**Problem requirements**. From the entries that follow, gather each line holding the word "JSON".

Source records
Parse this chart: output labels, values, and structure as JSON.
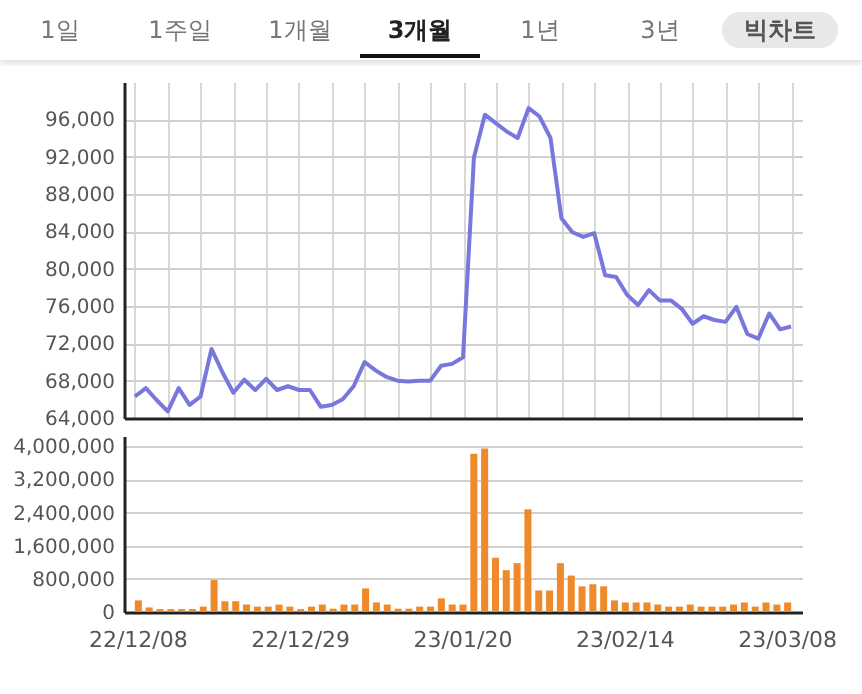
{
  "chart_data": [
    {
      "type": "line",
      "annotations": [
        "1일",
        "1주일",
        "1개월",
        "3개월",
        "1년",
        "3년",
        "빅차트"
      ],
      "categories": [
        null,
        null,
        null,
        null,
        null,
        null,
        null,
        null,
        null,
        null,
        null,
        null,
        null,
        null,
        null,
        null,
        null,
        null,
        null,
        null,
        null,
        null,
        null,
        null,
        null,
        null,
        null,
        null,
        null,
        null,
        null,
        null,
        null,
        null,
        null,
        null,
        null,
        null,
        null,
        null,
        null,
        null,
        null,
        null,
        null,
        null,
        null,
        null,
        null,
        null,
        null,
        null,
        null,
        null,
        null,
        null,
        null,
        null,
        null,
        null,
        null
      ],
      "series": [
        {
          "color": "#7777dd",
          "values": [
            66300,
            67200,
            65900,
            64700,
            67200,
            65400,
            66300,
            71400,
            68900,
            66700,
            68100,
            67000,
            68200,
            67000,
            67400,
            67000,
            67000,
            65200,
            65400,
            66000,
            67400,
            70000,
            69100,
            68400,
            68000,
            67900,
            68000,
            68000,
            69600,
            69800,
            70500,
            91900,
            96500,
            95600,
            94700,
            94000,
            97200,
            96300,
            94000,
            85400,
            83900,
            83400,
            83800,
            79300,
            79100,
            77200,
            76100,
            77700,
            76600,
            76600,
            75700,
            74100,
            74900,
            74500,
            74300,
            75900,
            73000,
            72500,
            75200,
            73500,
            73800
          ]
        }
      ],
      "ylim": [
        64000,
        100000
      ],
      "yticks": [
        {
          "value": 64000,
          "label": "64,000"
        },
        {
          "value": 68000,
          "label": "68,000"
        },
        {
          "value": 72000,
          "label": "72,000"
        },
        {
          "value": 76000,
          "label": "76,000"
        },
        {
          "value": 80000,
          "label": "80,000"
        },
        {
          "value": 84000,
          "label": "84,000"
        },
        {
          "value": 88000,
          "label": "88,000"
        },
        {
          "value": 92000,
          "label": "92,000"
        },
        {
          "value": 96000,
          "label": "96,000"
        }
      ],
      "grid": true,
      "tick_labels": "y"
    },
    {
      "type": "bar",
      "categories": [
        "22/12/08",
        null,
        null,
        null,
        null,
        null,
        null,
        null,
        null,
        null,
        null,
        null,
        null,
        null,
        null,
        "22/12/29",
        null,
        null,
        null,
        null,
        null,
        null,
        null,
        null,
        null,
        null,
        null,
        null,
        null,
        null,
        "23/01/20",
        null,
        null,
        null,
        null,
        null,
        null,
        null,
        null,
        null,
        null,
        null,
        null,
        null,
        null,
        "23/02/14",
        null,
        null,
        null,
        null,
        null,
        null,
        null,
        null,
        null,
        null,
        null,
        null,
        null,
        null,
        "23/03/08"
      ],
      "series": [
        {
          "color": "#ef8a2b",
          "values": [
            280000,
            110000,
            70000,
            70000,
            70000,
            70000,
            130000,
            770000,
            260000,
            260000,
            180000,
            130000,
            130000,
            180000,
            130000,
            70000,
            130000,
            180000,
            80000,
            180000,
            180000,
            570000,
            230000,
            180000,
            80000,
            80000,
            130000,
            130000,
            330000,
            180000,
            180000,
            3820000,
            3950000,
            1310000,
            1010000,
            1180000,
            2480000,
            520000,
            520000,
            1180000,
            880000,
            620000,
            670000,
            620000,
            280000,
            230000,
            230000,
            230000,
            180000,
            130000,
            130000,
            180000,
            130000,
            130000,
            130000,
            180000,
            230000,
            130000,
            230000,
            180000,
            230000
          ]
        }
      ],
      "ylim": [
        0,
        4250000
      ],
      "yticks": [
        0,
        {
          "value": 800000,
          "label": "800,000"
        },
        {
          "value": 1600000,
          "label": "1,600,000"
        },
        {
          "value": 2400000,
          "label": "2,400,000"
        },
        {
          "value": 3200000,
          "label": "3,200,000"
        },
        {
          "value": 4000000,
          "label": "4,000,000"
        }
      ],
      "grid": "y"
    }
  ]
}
==
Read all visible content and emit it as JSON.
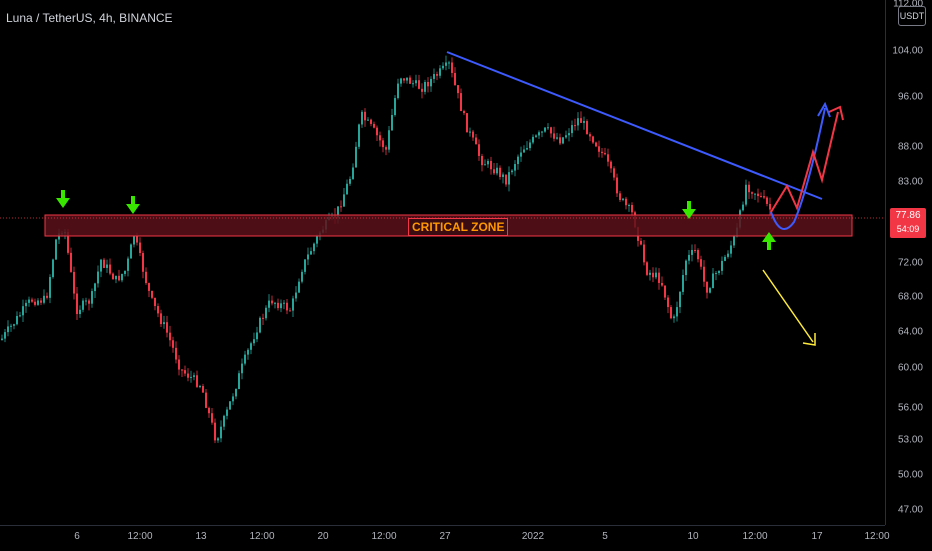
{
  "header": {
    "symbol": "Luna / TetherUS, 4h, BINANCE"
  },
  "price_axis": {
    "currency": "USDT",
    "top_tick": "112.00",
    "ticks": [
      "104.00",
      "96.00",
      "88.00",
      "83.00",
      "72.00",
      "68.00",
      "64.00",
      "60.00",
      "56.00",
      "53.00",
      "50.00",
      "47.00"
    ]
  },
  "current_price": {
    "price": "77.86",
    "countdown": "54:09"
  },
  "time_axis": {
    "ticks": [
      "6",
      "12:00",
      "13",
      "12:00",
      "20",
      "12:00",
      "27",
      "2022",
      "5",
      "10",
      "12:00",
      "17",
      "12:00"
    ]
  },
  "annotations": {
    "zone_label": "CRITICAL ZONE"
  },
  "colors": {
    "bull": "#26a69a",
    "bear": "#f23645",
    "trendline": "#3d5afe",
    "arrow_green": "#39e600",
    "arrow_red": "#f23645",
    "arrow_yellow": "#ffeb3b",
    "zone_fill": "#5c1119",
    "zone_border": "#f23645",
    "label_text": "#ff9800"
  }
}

**Exercise output**.
Parse this chart: output labels, values, and structure as JSON.
Read all visible content and emit it as JSON.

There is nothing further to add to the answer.